Exercise prompt>
Scan the material below for the string "Stakeholder", and copy every line where it shows up.

(Collected data)
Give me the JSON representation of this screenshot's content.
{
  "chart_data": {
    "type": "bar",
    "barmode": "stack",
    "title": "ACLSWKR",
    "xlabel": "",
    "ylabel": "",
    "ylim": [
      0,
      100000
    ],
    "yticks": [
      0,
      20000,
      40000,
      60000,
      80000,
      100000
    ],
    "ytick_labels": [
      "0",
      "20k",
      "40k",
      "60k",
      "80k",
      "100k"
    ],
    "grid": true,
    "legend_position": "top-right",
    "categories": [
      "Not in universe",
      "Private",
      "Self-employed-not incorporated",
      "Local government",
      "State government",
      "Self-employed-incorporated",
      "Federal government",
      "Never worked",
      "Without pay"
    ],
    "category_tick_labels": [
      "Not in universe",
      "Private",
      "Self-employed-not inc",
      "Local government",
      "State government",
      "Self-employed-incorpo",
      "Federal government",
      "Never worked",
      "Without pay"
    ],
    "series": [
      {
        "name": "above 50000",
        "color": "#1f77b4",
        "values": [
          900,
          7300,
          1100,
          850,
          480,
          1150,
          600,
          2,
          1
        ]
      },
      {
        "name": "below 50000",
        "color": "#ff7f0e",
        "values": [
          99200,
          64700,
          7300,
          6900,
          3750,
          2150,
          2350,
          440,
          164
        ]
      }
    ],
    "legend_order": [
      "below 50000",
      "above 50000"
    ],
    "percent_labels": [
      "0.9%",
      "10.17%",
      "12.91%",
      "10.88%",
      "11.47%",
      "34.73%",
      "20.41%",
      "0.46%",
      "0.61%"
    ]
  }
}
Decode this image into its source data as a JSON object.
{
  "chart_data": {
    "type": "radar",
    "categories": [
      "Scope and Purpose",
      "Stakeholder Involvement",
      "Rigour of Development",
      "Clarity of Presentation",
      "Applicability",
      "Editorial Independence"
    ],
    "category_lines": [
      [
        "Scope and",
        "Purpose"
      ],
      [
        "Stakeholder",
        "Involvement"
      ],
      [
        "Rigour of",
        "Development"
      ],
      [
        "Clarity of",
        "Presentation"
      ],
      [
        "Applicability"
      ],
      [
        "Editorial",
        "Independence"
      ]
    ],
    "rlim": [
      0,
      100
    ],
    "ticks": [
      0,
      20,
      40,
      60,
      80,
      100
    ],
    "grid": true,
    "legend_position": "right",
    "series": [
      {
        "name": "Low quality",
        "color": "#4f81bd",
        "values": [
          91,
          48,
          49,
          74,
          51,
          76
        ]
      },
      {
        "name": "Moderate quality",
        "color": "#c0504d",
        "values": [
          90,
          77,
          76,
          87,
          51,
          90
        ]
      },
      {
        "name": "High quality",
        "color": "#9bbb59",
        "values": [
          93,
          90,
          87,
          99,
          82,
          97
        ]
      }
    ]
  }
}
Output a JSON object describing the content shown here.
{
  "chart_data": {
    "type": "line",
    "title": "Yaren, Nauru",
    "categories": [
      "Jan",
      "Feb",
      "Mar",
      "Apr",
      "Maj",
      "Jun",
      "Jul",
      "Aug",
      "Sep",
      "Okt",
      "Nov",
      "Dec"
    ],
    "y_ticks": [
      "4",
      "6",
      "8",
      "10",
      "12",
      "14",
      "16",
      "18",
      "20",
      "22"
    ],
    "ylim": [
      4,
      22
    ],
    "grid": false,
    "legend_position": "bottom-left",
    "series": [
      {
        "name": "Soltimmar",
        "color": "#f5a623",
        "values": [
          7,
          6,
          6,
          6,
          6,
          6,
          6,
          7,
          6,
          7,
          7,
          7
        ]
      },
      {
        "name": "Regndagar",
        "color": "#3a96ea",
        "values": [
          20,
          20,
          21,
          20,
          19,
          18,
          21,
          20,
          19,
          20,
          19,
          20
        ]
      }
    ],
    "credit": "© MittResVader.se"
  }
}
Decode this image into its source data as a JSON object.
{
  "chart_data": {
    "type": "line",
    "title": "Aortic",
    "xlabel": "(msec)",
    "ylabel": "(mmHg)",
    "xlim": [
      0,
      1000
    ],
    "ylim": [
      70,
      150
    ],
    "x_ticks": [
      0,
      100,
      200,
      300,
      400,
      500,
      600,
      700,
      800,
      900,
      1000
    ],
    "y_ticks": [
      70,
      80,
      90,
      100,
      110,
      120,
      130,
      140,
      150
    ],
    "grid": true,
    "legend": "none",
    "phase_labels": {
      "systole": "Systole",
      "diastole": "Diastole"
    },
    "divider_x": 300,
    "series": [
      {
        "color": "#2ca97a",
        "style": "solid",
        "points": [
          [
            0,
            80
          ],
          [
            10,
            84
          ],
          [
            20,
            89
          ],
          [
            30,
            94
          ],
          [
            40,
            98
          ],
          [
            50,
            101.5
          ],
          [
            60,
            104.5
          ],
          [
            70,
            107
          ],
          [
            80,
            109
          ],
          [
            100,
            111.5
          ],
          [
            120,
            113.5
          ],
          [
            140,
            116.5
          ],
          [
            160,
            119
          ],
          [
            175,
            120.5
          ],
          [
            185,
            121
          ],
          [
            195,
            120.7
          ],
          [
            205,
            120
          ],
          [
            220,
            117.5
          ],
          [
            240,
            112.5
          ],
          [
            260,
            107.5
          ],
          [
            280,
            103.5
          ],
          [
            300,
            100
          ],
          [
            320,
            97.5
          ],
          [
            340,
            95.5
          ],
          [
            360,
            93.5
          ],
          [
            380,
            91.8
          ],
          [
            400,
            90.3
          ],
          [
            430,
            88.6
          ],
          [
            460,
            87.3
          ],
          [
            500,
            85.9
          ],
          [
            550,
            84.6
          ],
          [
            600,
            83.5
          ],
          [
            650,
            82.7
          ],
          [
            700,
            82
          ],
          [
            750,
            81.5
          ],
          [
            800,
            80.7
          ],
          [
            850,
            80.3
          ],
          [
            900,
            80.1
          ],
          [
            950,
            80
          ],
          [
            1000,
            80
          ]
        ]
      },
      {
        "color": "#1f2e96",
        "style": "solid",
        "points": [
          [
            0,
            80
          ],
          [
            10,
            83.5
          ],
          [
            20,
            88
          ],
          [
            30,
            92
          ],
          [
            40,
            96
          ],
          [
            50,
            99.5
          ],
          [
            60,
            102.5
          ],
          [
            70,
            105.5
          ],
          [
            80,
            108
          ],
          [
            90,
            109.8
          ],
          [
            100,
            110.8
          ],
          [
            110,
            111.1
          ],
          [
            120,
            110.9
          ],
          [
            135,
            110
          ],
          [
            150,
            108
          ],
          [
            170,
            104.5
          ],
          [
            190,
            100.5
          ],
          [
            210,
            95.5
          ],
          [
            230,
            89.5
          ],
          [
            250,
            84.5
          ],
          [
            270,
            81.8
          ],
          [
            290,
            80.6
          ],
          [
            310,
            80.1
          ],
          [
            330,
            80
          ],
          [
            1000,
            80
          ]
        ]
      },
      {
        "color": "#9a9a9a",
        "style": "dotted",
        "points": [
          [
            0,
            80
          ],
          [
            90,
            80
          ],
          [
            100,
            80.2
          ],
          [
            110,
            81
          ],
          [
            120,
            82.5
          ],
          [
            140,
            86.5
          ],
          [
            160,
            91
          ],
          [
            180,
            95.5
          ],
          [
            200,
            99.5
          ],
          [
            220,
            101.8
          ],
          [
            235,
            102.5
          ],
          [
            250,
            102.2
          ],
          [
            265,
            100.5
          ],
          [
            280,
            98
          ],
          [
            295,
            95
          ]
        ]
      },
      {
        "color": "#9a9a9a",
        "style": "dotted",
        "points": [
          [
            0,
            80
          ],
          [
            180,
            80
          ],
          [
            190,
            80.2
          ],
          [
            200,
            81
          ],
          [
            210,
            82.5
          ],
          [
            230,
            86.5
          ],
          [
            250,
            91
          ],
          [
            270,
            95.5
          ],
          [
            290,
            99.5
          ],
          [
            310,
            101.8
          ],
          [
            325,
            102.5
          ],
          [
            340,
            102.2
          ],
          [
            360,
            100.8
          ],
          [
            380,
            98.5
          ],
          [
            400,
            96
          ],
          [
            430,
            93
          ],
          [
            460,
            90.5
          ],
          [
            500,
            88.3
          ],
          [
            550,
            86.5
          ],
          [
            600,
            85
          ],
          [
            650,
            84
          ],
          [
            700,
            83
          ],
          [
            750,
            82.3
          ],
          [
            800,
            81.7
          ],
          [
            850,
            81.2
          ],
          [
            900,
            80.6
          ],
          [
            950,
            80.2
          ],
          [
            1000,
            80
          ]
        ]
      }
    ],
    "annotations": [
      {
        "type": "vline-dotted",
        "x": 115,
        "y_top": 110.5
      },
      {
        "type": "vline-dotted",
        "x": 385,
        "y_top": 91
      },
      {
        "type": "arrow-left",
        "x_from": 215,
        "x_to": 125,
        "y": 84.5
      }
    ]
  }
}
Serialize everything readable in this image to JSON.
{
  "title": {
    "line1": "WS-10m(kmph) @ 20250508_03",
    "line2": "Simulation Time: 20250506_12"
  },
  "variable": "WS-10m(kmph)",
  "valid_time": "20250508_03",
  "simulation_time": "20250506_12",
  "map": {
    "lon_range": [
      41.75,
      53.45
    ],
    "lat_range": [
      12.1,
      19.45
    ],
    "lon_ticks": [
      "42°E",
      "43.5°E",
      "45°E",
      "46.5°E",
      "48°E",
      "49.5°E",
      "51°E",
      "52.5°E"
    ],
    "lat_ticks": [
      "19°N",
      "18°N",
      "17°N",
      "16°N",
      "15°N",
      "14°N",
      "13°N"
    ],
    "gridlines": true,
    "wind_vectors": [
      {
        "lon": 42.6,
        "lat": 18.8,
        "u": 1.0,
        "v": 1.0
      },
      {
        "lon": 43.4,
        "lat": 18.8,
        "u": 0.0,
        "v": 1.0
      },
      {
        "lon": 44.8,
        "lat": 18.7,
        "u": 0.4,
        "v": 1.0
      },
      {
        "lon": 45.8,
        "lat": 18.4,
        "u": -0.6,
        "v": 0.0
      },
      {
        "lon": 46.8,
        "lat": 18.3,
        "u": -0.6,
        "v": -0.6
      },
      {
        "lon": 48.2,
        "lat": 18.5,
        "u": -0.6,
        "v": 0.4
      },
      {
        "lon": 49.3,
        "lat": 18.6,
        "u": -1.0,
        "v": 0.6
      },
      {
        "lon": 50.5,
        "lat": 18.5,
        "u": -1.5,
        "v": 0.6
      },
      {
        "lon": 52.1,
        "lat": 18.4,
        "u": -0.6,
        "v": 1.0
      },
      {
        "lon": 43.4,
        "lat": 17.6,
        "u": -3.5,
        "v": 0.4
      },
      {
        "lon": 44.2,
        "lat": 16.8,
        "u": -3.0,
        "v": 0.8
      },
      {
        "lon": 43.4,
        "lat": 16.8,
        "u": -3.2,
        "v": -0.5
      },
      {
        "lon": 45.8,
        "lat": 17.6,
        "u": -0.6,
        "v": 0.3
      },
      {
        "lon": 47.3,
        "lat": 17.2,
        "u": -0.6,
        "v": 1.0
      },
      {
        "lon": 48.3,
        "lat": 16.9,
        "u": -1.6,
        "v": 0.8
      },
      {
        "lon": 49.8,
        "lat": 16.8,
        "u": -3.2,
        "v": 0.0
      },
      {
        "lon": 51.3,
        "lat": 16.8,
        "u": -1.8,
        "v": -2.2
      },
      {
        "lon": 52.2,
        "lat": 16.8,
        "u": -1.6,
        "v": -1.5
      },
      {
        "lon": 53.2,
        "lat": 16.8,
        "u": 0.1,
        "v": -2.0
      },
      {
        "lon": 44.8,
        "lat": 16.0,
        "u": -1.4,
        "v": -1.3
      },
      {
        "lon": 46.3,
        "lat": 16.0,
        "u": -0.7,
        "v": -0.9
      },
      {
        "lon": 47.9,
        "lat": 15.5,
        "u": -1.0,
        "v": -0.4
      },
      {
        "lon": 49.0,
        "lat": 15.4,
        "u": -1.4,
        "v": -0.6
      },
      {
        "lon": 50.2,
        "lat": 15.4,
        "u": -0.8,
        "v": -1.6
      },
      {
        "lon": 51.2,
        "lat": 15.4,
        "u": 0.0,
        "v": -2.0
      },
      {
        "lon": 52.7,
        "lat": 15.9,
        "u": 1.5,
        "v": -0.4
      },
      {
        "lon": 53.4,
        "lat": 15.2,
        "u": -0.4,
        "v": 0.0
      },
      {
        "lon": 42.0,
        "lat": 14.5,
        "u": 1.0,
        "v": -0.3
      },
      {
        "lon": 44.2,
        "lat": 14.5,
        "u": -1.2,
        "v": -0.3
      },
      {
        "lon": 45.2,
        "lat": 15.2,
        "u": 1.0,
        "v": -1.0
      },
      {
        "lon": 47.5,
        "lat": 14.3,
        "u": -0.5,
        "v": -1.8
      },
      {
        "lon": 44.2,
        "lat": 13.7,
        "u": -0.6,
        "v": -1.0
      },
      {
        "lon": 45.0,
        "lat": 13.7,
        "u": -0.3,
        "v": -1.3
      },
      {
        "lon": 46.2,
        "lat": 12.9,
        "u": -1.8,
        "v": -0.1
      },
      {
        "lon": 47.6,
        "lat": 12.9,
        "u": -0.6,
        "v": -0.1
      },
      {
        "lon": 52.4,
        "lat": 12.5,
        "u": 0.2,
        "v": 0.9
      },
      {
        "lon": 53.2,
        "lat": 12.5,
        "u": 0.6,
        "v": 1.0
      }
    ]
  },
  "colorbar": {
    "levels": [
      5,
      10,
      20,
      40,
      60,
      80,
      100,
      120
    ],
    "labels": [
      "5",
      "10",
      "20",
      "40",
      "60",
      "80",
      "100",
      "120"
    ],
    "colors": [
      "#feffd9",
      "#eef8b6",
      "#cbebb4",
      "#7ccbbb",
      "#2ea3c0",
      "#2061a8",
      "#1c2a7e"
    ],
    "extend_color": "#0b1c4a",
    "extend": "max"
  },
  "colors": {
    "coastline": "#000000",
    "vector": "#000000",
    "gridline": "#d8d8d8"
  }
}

Full answer>
      "Stakeholder Involvement",
        "Stakeholder",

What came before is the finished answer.